PROBLEM TO WORK ON
Locate "Serialize everything readable" in the listing. Transcribe the line that contains it and every line that follows, through the last, omitting all pictures.
## start TASK DATA
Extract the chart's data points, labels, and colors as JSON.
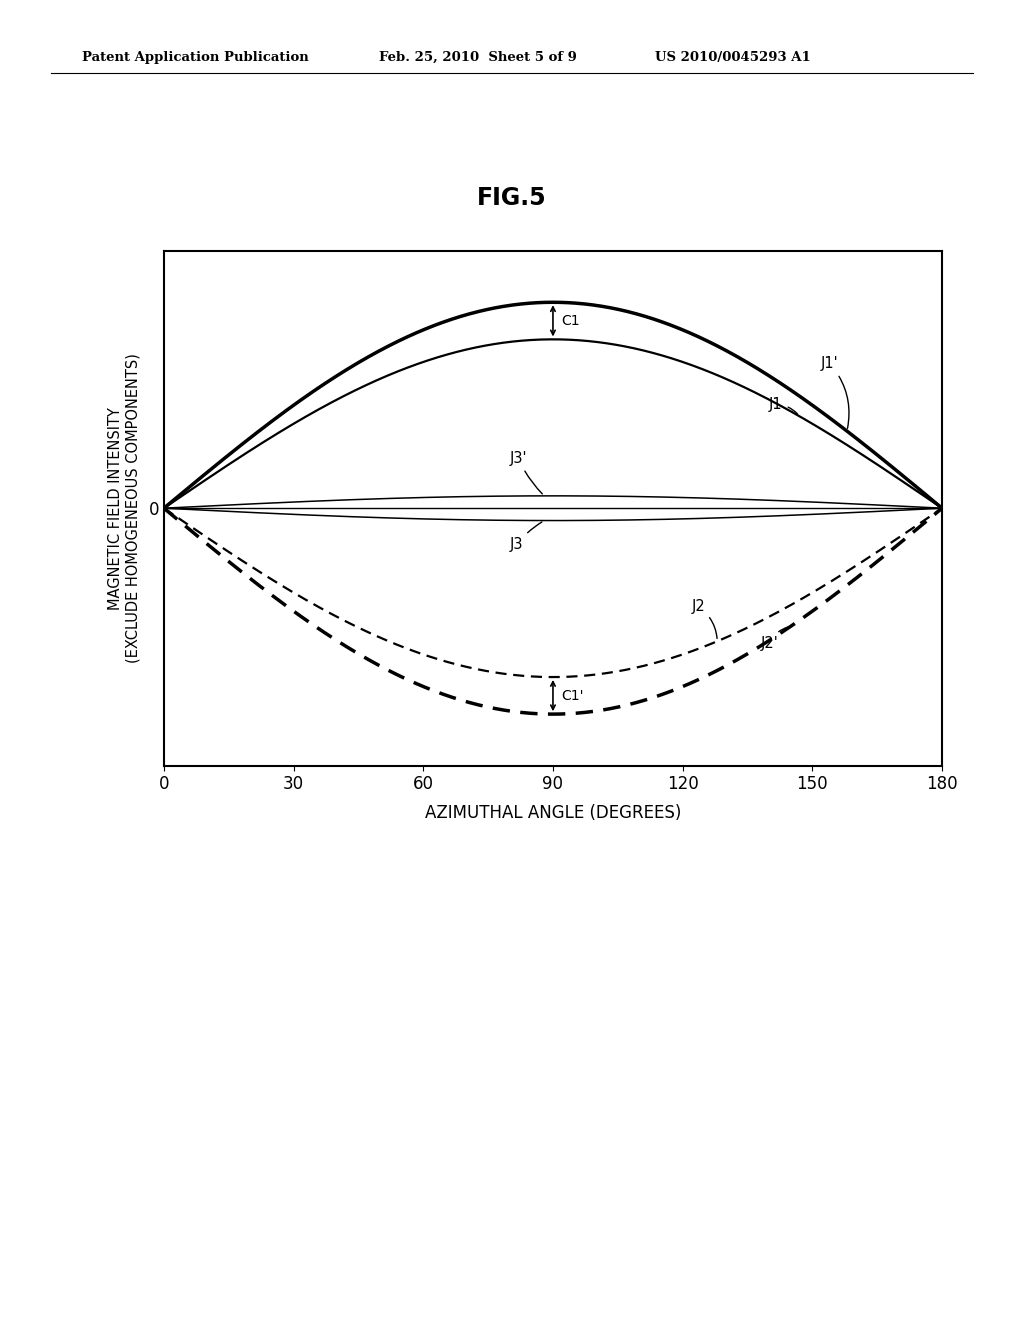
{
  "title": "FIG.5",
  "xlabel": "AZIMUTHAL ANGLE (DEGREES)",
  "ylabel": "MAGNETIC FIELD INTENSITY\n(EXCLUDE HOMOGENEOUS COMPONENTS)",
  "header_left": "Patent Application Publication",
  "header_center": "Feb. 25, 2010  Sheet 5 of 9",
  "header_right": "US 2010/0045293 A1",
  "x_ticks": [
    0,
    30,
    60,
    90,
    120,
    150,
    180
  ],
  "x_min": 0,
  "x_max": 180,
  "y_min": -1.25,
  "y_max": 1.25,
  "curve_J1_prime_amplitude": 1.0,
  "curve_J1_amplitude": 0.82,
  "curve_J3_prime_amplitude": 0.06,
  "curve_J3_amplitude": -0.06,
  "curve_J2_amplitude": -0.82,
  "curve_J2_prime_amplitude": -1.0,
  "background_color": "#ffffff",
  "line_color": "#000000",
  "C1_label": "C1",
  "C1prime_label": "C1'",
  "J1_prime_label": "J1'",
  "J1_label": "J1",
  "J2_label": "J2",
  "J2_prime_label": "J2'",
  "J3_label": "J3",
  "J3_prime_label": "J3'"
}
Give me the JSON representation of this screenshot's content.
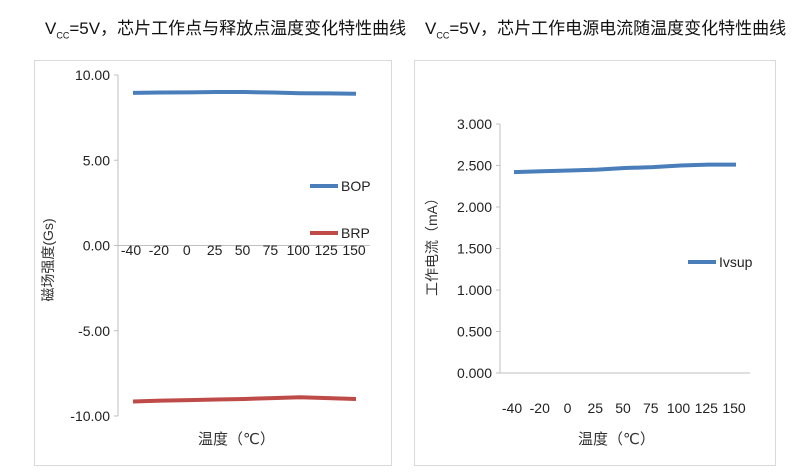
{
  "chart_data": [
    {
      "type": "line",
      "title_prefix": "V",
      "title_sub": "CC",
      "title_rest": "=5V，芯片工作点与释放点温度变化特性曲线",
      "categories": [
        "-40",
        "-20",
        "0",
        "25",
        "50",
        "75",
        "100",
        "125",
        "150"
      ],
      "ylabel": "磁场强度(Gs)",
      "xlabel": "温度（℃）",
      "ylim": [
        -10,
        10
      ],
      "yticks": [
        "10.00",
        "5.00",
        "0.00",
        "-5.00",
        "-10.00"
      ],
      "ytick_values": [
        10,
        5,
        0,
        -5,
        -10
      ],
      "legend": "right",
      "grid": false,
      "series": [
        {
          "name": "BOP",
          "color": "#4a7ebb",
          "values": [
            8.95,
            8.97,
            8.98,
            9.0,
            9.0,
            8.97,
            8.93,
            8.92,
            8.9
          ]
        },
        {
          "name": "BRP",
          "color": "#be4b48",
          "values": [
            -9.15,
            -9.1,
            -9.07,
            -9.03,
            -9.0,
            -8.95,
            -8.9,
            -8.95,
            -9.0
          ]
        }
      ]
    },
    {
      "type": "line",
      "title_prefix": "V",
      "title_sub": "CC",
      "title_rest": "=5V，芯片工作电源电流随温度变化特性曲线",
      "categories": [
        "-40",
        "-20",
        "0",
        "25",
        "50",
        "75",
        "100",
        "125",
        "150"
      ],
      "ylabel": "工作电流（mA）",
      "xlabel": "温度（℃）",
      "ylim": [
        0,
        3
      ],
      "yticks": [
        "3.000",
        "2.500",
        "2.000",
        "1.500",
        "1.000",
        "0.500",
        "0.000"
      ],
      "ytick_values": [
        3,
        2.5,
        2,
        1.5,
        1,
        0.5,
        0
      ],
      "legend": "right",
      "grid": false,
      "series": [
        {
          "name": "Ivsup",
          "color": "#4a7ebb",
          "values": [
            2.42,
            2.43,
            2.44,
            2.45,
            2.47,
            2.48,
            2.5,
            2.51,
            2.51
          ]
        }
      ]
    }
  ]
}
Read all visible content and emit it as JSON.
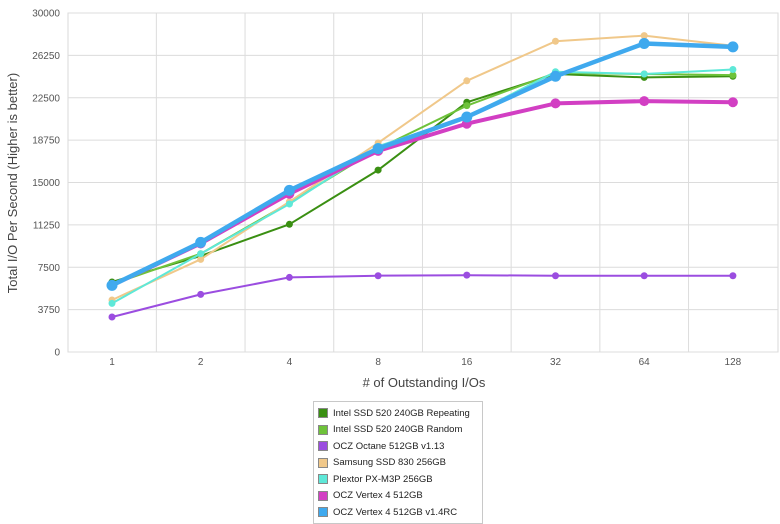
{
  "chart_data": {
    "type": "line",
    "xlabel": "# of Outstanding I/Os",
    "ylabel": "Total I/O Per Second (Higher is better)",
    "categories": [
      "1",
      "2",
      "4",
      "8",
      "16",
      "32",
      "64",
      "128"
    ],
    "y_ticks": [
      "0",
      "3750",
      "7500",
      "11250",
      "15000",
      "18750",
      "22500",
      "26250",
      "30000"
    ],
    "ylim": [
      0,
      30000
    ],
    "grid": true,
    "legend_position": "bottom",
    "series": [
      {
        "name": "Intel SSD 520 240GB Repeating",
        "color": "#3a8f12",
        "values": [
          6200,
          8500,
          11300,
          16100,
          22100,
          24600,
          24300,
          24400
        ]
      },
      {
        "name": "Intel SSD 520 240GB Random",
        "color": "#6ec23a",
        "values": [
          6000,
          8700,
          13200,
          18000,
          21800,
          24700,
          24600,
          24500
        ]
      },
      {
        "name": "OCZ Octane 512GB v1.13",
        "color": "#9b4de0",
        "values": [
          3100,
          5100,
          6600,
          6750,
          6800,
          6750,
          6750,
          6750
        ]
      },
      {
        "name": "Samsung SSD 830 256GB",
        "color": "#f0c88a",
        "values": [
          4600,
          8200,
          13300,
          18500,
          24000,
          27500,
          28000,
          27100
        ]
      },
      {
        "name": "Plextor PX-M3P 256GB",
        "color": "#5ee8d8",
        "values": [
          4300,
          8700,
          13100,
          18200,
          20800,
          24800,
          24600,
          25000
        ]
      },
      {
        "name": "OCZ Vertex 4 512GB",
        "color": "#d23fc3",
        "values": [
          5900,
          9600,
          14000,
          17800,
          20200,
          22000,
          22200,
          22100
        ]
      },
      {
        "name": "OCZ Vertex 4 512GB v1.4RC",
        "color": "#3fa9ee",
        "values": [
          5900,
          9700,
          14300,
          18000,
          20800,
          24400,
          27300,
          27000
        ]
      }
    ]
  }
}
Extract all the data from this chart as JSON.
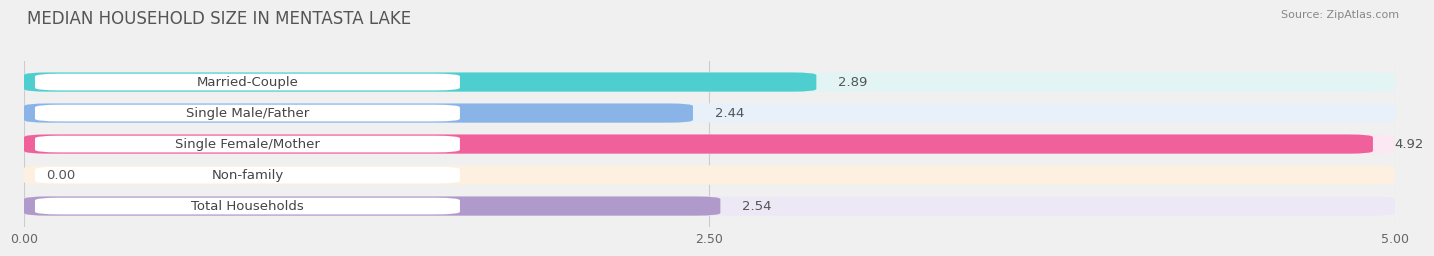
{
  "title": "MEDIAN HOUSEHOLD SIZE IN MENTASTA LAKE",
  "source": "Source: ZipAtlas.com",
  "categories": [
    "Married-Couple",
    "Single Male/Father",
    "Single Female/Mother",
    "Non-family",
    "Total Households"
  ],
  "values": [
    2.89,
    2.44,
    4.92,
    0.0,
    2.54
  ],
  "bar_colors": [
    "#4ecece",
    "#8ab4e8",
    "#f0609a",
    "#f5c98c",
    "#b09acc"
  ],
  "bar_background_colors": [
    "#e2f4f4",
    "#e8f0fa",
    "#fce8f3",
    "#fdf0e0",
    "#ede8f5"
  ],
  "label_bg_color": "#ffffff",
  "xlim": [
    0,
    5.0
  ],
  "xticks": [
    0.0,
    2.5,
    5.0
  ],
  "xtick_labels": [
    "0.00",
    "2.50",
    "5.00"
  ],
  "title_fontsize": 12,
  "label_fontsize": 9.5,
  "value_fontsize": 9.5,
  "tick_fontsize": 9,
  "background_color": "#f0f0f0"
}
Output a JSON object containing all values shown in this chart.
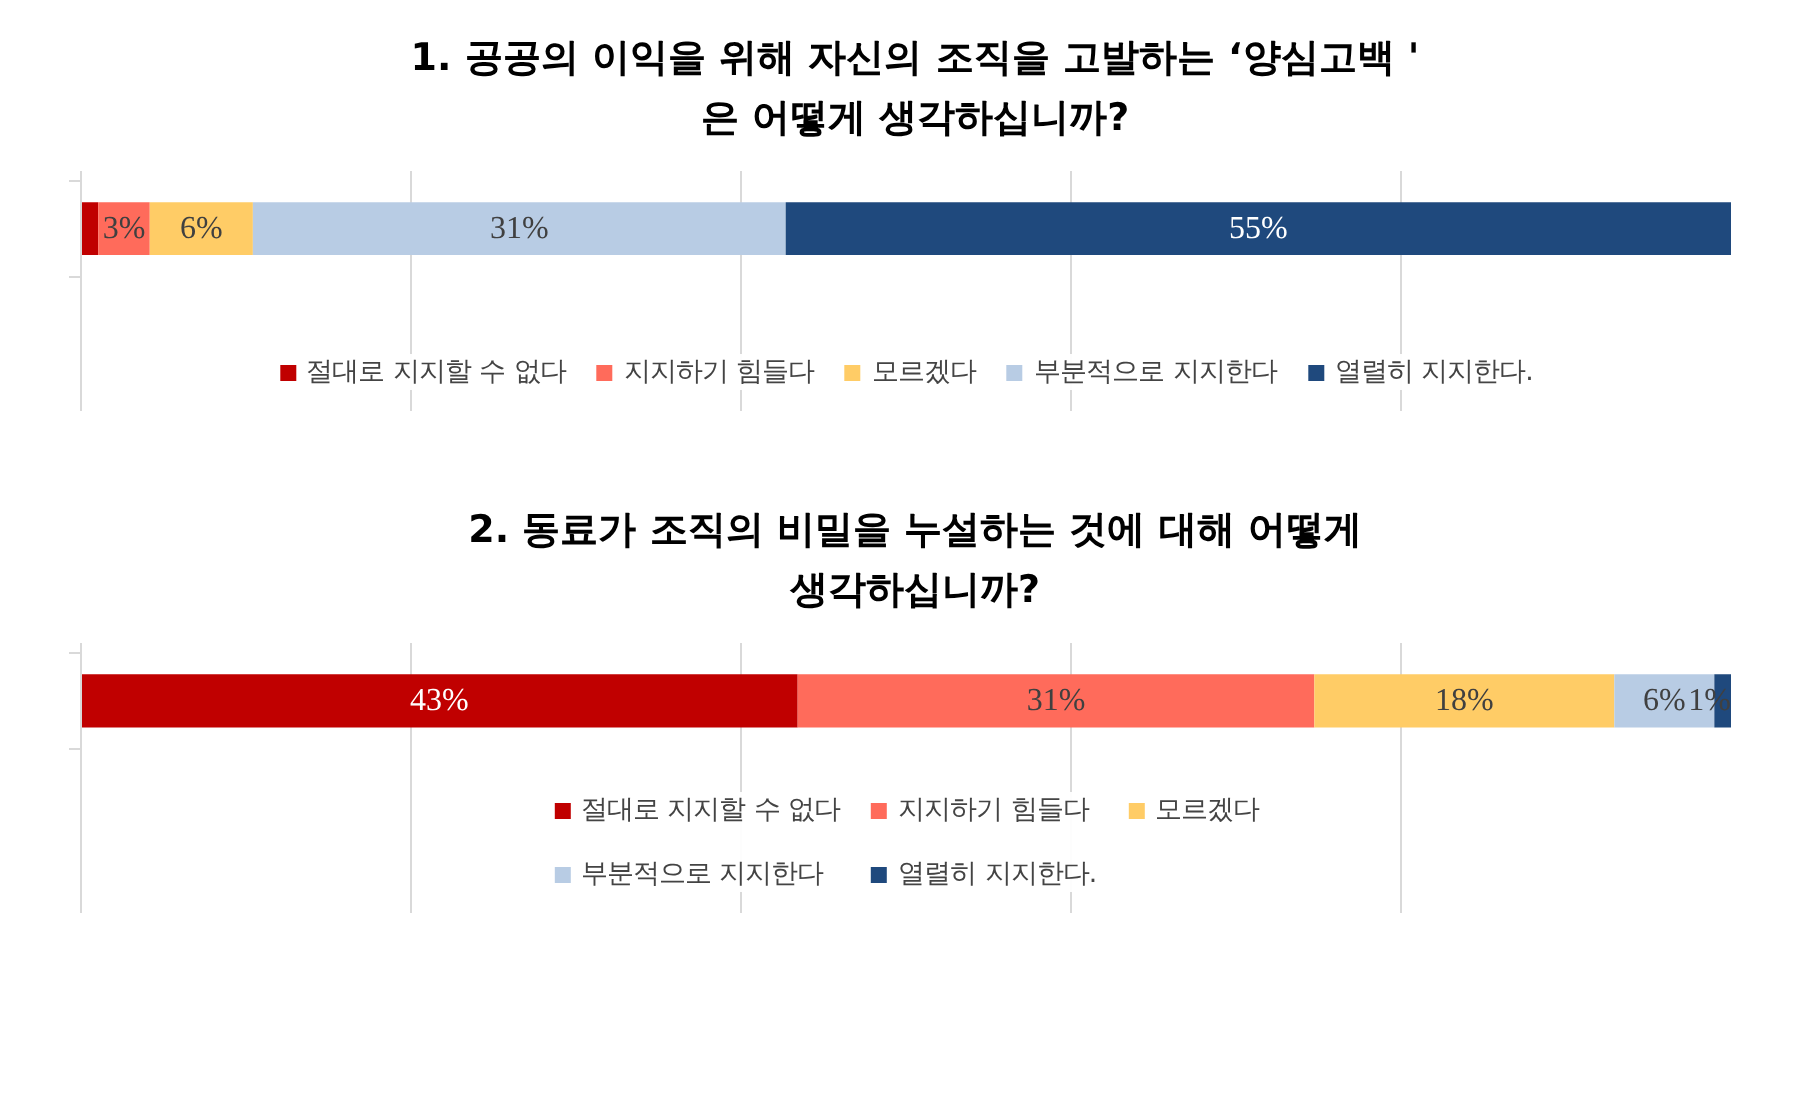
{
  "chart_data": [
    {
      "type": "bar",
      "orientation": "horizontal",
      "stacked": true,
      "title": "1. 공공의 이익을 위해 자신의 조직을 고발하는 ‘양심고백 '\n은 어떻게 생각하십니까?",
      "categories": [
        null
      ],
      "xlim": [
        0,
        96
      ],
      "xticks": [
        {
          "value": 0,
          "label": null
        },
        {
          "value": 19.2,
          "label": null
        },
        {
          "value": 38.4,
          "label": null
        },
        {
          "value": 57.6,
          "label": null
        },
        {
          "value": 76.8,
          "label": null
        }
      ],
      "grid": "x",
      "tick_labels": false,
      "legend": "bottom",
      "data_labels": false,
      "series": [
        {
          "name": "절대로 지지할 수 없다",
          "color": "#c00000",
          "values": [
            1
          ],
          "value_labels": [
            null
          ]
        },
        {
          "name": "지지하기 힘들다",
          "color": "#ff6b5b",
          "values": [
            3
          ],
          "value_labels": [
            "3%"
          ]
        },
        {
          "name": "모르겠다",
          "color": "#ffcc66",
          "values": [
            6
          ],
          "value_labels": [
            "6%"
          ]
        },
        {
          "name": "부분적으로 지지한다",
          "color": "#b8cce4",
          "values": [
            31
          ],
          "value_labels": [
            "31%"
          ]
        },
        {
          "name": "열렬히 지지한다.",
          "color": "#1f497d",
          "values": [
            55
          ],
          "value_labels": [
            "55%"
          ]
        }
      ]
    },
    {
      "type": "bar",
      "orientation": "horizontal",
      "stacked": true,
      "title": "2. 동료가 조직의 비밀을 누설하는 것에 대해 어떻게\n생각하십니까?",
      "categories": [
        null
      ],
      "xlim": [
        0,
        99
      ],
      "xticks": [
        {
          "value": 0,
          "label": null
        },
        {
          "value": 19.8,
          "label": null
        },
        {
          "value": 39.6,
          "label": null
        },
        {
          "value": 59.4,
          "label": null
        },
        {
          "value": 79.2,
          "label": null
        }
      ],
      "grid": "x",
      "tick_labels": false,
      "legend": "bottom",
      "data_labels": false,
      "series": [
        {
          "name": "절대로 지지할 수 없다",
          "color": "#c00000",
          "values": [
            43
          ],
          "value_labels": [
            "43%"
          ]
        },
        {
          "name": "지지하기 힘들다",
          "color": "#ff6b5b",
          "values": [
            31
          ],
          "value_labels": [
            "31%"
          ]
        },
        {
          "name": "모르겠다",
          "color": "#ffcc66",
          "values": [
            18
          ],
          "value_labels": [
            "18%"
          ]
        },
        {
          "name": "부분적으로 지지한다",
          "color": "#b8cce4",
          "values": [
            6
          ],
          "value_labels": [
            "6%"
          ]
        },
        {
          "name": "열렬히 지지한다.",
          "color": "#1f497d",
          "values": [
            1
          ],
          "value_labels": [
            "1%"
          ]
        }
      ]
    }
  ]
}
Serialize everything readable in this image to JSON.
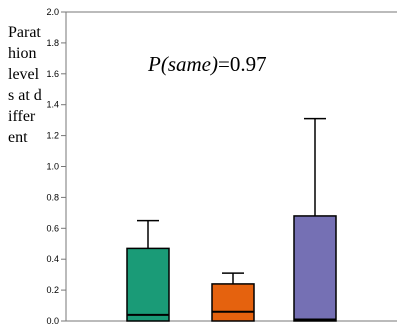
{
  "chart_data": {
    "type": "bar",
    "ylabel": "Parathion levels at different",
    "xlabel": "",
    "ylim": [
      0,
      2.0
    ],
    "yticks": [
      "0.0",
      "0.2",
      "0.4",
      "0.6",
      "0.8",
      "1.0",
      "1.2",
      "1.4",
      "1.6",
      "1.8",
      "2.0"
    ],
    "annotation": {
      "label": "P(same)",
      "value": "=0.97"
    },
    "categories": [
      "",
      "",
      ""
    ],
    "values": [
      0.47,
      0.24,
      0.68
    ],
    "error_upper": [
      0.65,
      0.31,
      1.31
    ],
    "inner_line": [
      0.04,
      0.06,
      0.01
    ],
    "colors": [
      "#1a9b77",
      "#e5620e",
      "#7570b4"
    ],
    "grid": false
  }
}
## end TASK DATA
THE SOLUTION
Serialize everything readable in this image to JSON.
{
  "chart_data": {
    "type": "bar",
    "ylabel": "Parathion levels at different",
    "xlabel": "",
    "ylim": [
      0,
      2.0
    ],
    "yticks": [
      "0.0",
      "0.2",
      "0.4",
      "0.6",
      "0.8",
      "1.0",
      "1.2",
      "1.4",
      "1.6",
      "1.8",
      "2.0"
    ],
    "annotation": {
      "label": "P(same)",
      "value": "=0.97"
    },
    "categories": [
      "",
      "",
      ""
    ],
    "values": [
      0.47,
      0.24,
      0.68
    ],
    "error_upper": [
      0.65,
      0.31,
      1.31
    ],
    "inner_line": [
      0.04,
      0.06,
      0.01
    ],
    "colors": [
      "#1a9b77",
      "#e5620e",
      "#7570b4"
    ],
    "grid": false
  }
}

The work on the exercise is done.